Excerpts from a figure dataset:
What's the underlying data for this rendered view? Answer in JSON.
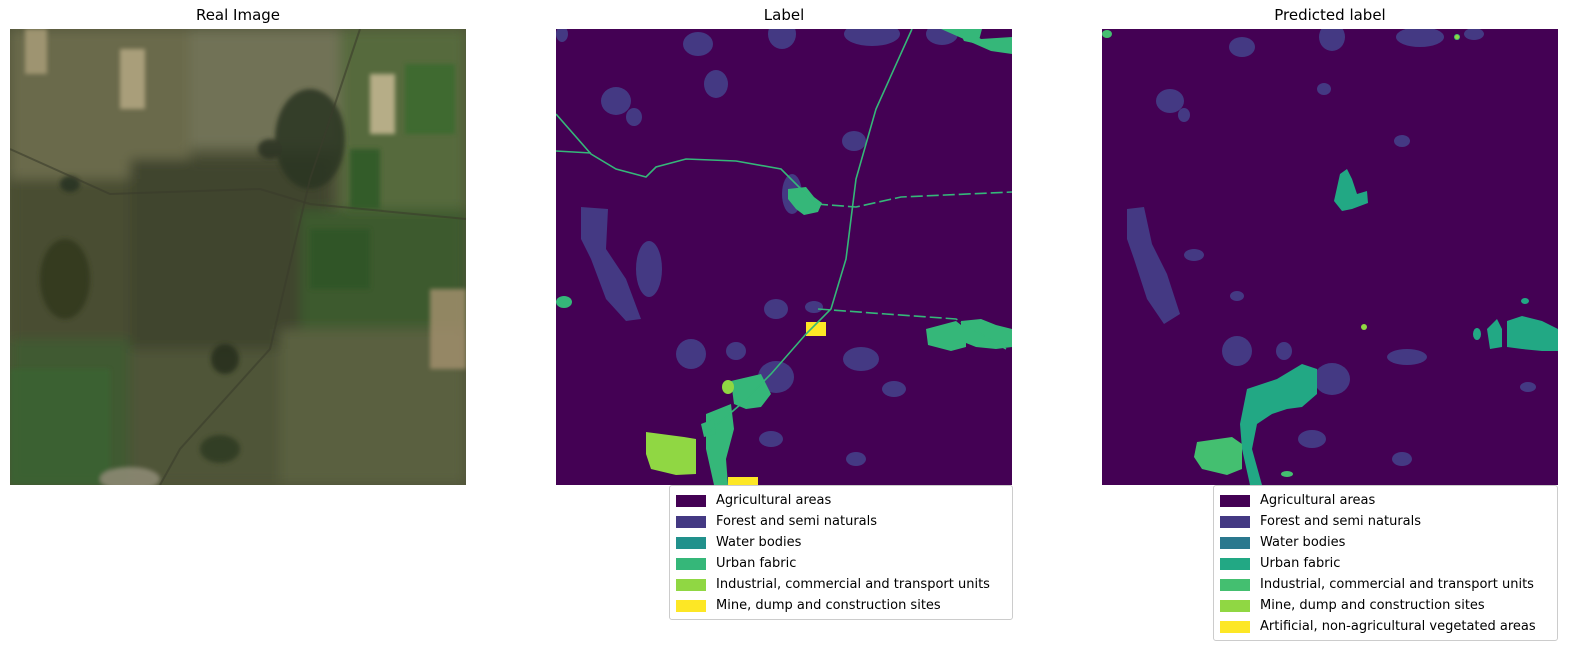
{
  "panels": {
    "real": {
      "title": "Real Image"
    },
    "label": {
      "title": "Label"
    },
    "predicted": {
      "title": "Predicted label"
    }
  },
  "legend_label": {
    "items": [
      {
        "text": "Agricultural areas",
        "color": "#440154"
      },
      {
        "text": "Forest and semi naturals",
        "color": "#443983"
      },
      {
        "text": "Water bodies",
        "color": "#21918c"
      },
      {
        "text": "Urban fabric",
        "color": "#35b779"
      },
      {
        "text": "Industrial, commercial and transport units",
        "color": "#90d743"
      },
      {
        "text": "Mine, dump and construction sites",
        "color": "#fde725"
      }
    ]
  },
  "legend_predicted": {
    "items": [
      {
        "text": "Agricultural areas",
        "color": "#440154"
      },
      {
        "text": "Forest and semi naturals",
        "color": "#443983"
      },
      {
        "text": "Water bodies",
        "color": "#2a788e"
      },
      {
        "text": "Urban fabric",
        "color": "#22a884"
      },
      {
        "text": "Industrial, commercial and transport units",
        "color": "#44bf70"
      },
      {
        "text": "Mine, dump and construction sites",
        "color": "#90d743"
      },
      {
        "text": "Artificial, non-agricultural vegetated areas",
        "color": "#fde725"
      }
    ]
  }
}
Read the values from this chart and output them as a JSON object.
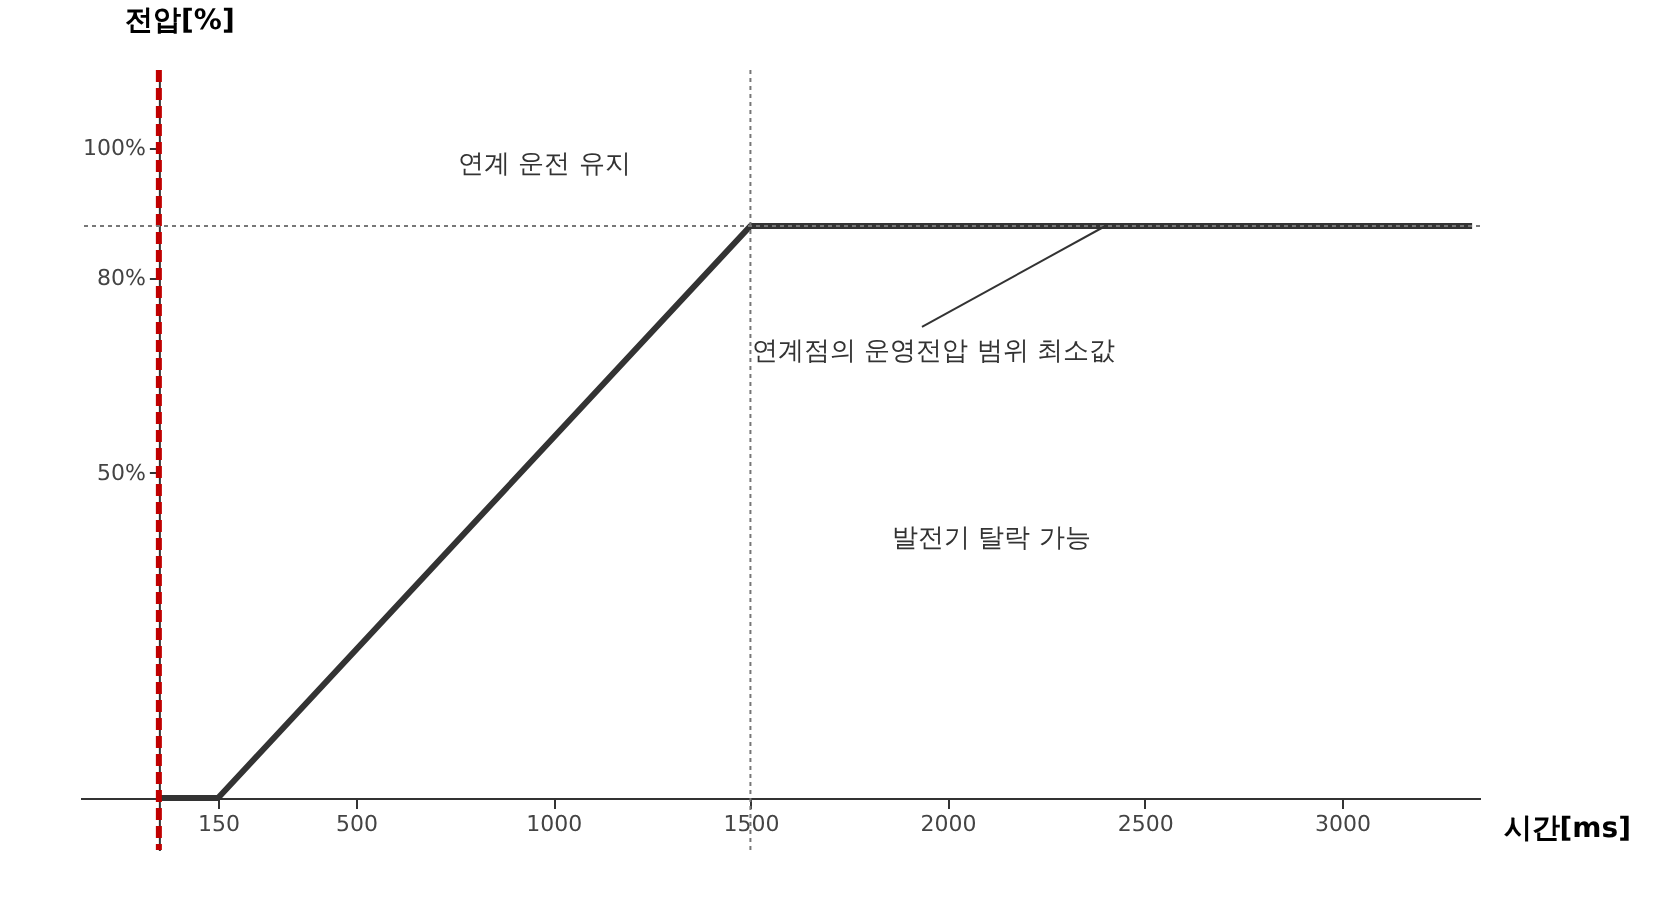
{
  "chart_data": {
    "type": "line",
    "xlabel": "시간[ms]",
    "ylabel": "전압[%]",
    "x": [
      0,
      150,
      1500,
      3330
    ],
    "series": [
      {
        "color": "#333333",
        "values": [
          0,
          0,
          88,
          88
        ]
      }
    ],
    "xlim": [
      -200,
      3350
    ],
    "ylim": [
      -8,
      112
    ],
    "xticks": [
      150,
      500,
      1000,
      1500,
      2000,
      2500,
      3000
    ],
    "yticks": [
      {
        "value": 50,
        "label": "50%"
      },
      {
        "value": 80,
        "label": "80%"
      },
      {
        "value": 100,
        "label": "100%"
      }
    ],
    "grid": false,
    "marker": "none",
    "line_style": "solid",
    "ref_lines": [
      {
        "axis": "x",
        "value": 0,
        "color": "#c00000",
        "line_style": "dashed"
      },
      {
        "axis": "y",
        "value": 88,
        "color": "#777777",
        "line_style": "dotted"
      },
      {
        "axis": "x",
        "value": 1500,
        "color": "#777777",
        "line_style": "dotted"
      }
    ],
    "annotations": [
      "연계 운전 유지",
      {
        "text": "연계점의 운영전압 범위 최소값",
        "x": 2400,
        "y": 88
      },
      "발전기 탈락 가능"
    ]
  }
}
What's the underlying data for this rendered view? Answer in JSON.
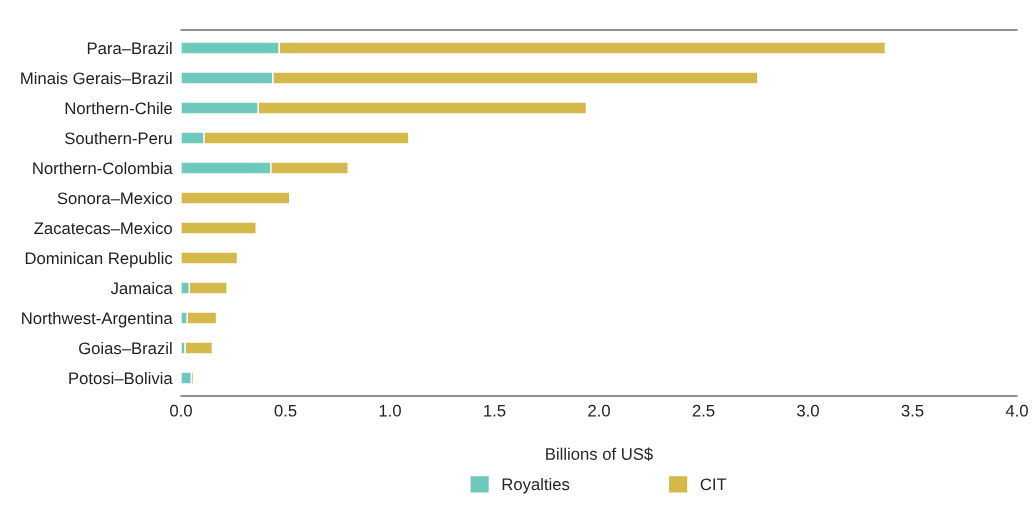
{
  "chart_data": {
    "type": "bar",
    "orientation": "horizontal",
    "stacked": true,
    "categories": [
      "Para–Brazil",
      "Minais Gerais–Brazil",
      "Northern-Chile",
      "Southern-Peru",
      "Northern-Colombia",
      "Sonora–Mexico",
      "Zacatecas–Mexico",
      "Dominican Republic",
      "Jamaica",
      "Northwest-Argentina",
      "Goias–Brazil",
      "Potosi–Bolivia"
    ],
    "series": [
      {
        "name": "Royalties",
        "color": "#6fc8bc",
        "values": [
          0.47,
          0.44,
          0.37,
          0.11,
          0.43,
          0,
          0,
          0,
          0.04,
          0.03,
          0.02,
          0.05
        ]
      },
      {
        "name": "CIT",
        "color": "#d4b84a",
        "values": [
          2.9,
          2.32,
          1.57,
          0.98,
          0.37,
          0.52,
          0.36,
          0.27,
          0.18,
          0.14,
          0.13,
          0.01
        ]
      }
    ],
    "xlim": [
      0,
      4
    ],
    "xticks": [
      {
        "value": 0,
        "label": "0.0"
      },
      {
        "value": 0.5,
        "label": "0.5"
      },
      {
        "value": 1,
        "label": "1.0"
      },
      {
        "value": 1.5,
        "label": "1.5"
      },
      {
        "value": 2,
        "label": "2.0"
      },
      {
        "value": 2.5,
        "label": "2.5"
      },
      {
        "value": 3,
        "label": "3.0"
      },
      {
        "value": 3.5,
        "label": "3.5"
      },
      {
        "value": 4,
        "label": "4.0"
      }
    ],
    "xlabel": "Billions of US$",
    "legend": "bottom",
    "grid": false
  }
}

- _PROBLEM DESCRIPTION_
What is needed is an exact reproduction of the data, pictures excluded.

- _CORRECT ANSWER_
What's the underlying data for this rendered view? Answer in JSON.
{
  "panels": {
    "real": {
      "title": "Real Image"
    },
    "label": {
      "title": "Label"
    },
    "predicted": {
      "title": "Predicted label"
    }
  },
  "legend_label": {
    "items": [
      {
        "text": "Agricultural areas",
        "color": "#440154"
      },
      {
        "text": "Forest and semi naturals",
        "color": "#443983"
      },
      {
        "text": "Water bodies",
        "color": "#21918c"
      },
      {
        "text": "Urban fabric",
        "color": "#35b779"
      },
      {
        "text": "Industrial, commercial and transport units",
        "color": "#90d743"
      },
      {
        "text": "Mine, dump and construction sites",
        "color": "#fde725"
      }
    ]
  },
  "legend_predicted": {
    "items": [
      {
        "text": "Agricultural areas",
        "color": "#440154"
      },
      {
        "text": "Forest and semi naturals",
        "color": "#443983"
      },
      {
        "text": "Water bodies",
        "color": "#2a788e"
      },
      {
        "text": "Urban fabric",
        "color": "#22a884"
      },
      {
        "text": "Industrial, commercial and transport units",
        "color": "#44bf70"
      },
      {
        "text": "Mine, dump and construction sites",
        "color": "#90d743"
      },
      {
        "text": "Artificial, non-agricultural vegetated areas",
        "color": "#fde725"
      }
    ]
  }
}
Read the values from this chart and output them as a JSON object.
{
  "chart_data": {
    "type": "line",
    "xlabel": "시간[ms]",
    "ylabel": "전압[%]",
    "x": [
      0,
      150,
      1500,
      3330
    ],
    "series": [
      {
        "color": "#333333",
        "values": [
          0,
          0,
          88,
          88
        ]
      }
    ],
    "xlim": [
      -200,
      3350
    ],
    "ylim": [
      -8,
      112
    ],
    "xticks": [
      150,
      500,
      1000,
      1500,
      2000,
      2500,
      3000
    ],
    "yticks": [
      {
        "value": 50,
        "label": "50%"
      },
      {
        "value": 80,
        "label": "80%"
      },
      {
        "value": 100,
        "label": "100%"
      }
    ],
    "grid": false,
    "marker": "none",
    "line_style": "solid",
    "ref_lines": [
      {
        "axis": "x",
        "value": 0,
        "color": "#c00000",
        "line_style": "dashed"
      },
      {
        "axis": "y",
        "value": 88,
        "color": "#777777",
        "line_style": "dotted"
      },
      {
        "axis": "x",
        "value": 1500,
        "color": "#777777",
        "line_style": "dotted"
      }
    ],
    "annotations": [
      "연계 운전 유지",
      {
        "text": "연계점의 운영전압 범위 최소값",
        "x": 2400,
        "y": 88
      },
      "발전기 탈락 가능"
    ]
  }
}
What's the underlying data for this rendered view? Answer in JSON.
{
  "chart_data": {
    "type": "bar",
    "orientation": "horizontal",
    "stacked": true,
    "categories": [
      "Para–Brazil",
      "Minais Gerais–Brazil",
      "Northern-Chile",
      "Southern-Peru",
      "Northern-Colombia",
      "Sonora–Mexico",
      "Zacatecas–Mexico",
      "Dominican Republic",
      "Jamaica",
      "Northwest-Argentina",
      "Goias–Brazil",
      "Potosi–Bolivia"
    ],
    "series": [
      {
        "name": "Royalties",
        "color": "#6fc8bc",
        "values": [
          0.47,
          0.44,
          0.37,
          0.11,
          0.43,
          0,
          0,
          0,
          0.04,
          0.03,
          0.02,
          0.05
        ]
      },
      {
        "name": "CIT",
        "color": "#d4b84a",
        "values": [
          2.9,
          2.32,
          1.57,
          0.98,
          0.37,
          0.52,
          0.36,
          0.27,
          0.18,
          0.14,
          0.13,
          0.01
        ]
      }
    ],
    "xlim": [
      0,
      4
    ],
    "xticks": [
      {
        "value": 0,
        "label": "0.0"
      },
      {
        "value": 0.5,
        "label": "0.5"
      },
      {
        "value": 1,
        "label": "1.0"
      },
      {
        "value": 1.5,
        "label": "1.5"
      },
      {
        "value": 2,
        "label": "2.0"
      },
      {
        "value": 2.5,
        "label": "2.5"
      },
      {
        "value": 3,
        "label": "3.0"
      },
      {
        "value": 3.5,
        "label": "3.5"
      },
      {
        "value": 4,
        "label": "4.0"
      }
    ],
    "xlabel": "Billions of US$",
    "legend": "bottom",
    "grid": false
  }
}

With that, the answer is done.